Which lines hold the word "quality"? Copy each of them from the material.

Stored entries
——

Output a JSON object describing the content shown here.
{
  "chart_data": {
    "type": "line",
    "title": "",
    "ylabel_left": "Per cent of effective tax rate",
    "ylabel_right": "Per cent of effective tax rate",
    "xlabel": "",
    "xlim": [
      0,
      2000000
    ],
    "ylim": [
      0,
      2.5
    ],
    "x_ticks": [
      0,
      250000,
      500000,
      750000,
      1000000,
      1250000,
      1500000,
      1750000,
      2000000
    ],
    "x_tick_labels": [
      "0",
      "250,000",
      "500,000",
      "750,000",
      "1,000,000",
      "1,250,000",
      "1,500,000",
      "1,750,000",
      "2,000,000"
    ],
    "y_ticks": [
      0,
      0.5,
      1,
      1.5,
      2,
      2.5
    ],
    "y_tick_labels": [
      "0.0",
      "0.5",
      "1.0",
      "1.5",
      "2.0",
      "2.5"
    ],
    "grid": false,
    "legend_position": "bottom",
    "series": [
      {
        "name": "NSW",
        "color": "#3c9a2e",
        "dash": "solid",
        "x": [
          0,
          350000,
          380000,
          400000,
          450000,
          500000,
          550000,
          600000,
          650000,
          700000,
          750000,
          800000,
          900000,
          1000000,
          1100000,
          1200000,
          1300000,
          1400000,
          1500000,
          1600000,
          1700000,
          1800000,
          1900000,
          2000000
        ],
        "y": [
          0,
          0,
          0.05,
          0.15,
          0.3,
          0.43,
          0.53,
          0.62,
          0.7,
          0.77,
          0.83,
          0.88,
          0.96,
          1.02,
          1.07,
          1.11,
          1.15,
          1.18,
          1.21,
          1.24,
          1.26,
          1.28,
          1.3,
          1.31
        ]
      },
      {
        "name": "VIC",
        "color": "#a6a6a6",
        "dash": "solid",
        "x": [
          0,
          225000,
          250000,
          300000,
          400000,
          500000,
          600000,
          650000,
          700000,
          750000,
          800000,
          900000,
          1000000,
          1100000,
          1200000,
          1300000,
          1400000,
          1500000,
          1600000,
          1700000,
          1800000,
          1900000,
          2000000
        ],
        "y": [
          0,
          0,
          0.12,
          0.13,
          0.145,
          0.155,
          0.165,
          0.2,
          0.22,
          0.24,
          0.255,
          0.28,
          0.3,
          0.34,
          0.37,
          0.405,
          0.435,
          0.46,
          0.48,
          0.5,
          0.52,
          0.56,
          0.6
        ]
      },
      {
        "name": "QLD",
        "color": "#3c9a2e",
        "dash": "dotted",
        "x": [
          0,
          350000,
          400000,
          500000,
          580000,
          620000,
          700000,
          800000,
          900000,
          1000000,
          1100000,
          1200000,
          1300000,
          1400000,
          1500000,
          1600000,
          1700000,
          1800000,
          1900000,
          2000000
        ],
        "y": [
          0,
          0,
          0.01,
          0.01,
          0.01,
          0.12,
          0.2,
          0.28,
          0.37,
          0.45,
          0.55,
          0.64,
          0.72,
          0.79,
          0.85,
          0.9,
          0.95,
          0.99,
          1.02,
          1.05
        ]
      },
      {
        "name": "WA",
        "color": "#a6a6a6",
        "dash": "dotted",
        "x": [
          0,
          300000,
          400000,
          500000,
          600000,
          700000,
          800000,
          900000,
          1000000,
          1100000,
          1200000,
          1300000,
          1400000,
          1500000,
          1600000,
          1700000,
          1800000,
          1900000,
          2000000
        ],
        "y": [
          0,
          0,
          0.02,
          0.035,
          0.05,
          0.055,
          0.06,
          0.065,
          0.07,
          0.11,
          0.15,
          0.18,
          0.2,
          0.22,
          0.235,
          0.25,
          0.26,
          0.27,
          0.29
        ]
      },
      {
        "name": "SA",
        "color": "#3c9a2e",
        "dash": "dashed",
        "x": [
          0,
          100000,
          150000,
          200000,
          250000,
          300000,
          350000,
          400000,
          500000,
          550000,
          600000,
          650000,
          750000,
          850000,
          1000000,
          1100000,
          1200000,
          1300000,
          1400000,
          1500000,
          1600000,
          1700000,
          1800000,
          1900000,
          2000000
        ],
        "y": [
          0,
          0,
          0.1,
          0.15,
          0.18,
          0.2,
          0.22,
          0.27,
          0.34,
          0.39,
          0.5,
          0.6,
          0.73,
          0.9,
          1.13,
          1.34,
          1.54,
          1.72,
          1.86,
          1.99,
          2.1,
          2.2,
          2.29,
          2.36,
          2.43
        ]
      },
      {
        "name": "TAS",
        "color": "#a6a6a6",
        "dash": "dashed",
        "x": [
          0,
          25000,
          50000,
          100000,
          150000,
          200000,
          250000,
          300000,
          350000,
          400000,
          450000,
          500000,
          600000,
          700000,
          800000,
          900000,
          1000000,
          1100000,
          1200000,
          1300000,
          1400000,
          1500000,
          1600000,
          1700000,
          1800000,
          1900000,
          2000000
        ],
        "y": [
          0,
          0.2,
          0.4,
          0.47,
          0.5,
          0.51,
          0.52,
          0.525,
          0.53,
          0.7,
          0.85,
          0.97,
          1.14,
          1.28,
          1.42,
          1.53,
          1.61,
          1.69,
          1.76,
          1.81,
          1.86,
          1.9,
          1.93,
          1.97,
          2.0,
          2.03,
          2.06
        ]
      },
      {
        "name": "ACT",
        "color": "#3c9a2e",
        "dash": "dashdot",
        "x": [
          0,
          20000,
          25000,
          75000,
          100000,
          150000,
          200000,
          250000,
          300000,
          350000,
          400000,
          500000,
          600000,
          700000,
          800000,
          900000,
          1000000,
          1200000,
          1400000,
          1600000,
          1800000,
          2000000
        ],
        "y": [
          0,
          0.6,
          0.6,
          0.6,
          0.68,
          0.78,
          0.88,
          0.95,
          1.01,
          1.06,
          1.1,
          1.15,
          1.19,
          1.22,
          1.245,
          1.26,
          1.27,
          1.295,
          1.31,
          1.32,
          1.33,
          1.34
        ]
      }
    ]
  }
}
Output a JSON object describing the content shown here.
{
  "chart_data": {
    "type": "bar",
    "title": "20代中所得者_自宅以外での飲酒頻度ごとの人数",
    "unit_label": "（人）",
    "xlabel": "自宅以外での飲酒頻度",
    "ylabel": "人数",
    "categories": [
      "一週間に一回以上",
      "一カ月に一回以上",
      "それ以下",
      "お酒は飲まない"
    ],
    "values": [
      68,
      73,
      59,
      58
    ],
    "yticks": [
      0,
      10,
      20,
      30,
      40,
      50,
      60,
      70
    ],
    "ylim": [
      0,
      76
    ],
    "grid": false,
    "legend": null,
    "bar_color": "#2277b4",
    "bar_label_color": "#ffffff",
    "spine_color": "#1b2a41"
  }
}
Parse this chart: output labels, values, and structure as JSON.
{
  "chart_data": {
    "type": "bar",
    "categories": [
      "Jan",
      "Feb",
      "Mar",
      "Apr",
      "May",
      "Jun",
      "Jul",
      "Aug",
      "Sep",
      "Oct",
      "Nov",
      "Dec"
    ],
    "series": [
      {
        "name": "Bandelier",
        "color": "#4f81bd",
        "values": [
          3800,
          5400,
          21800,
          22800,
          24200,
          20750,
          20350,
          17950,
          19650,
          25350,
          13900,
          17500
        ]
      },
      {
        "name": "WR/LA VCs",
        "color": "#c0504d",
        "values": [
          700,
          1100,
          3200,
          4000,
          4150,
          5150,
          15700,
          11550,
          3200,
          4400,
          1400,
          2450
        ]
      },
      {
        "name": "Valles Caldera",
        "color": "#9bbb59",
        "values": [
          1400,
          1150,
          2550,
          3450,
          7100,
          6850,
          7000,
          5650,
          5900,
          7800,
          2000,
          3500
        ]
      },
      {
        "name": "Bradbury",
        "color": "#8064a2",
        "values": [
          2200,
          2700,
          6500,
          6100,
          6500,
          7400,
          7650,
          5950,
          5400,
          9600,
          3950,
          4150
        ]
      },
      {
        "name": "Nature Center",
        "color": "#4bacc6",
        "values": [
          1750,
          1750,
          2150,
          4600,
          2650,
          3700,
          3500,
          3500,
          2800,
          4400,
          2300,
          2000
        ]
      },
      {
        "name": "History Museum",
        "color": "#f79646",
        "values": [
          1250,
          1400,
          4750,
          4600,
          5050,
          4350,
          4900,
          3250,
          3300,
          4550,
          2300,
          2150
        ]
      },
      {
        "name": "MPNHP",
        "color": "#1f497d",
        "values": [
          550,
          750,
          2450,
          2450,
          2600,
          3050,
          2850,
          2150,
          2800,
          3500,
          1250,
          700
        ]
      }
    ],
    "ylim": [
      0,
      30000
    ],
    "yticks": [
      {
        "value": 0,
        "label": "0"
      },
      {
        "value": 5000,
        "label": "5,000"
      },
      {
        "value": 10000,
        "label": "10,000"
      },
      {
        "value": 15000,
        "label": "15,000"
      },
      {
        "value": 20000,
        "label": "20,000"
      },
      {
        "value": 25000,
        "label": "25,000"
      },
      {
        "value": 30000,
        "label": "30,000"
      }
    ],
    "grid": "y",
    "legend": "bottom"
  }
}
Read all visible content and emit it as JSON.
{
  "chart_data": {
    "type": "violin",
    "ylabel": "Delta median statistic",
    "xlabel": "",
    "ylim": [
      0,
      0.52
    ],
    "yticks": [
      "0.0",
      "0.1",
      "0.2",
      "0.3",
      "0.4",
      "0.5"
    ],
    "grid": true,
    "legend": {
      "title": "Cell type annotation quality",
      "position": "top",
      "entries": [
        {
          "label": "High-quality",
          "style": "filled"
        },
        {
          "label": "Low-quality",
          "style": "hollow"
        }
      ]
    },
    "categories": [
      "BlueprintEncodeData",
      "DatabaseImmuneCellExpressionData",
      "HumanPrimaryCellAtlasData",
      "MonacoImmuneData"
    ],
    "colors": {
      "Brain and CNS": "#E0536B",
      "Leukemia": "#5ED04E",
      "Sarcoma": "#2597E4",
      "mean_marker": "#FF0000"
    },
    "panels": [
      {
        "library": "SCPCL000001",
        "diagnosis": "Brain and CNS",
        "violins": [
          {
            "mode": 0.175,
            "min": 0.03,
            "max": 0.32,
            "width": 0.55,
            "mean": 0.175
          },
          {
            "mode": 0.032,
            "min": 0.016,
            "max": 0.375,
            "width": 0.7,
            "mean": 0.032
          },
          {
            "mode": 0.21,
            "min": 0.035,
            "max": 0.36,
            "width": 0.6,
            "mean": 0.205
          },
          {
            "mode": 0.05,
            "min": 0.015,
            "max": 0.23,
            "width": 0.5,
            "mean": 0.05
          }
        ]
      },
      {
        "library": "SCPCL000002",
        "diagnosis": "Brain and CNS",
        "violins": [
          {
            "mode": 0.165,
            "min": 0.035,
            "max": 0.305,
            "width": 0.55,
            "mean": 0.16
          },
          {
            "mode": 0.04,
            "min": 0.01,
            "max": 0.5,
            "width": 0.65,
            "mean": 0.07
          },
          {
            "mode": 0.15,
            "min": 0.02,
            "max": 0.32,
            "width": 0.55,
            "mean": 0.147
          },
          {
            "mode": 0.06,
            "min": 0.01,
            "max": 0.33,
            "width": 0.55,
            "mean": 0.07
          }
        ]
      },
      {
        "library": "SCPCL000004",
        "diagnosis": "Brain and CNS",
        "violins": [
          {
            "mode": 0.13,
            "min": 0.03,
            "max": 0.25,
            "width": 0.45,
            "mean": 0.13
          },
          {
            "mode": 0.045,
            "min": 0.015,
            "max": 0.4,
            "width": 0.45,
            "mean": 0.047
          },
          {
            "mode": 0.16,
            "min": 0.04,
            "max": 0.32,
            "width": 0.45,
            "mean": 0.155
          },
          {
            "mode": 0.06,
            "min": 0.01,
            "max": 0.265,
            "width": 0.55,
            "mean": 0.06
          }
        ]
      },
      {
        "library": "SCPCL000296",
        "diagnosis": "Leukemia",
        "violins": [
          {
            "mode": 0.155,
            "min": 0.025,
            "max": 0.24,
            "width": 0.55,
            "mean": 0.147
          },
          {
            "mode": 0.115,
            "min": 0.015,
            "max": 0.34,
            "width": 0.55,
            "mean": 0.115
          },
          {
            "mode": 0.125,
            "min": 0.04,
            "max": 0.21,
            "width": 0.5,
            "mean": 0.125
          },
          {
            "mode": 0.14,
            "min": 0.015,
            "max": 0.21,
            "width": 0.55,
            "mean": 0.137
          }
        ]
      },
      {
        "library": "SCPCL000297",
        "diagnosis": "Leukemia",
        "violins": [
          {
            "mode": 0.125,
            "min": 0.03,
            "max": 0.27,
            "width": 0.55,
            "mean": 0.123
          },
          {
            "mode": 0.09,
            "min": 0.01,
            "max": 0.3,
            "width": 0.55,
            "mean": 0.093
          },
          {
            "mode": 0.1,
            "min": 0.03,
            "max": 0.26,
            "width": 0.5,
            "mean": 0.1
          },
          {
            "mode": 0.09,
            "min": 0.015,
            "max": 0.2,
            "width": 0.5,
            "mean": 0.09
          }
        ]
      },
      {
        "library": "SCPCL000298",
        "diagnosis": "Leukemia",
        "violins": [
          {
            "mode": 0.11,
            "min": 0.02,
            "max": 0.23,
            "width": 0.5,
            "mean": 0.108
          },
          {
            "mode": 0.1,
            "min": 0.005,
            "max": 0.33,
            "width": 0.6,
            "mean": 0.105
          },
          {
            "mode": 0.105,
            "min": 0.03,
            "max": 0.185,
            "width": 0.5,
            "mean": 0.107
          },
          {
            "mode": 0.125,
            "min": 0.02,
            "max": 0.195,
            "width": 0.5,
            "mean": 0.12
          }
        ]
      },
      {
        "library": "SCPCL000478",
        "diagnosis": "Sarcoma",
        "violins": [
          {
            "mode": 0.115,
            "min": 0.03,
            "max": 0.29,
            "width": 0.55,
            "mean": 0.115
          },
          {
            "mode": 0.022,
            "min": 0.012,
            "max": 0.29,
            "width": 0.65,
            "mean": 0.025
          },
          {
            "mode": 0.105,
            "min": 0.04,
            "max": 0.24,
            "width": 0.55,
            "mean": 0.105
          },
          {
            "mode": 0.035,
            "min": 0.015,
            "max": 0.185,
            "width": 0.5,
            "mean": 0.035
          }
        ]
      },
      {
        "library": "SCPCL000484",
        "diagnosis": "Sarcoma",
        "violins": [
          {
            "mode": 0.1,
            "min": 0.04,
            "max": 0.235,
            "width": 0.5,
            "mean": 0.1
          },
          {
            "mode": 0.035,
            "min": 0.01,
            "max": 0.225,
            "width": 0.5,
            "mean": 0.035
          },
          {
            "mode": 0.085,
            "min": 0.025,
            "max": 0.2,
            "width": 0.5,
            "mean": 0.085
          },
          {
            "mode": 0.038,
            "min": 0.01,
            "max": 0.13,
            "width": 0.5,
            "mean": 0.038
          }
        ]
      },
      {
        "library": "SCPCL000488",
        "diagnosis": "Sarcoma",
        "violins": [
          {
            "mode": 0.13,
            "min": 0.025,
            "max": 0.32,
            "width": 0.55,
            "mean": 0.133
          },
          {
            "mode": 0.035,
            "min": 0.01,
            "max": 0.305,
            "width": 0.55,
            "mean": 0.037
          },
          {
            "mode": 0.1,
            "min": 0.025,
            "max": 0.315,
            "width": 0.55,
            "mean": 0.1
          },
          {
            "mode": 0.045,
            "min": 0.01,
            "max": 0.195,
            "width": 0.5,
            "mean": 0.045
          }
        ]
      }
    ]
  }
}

——

Result for this task:
      "title": "Cell type annotation quality",
          "label": "High-quality",
          "label": "Low-quality",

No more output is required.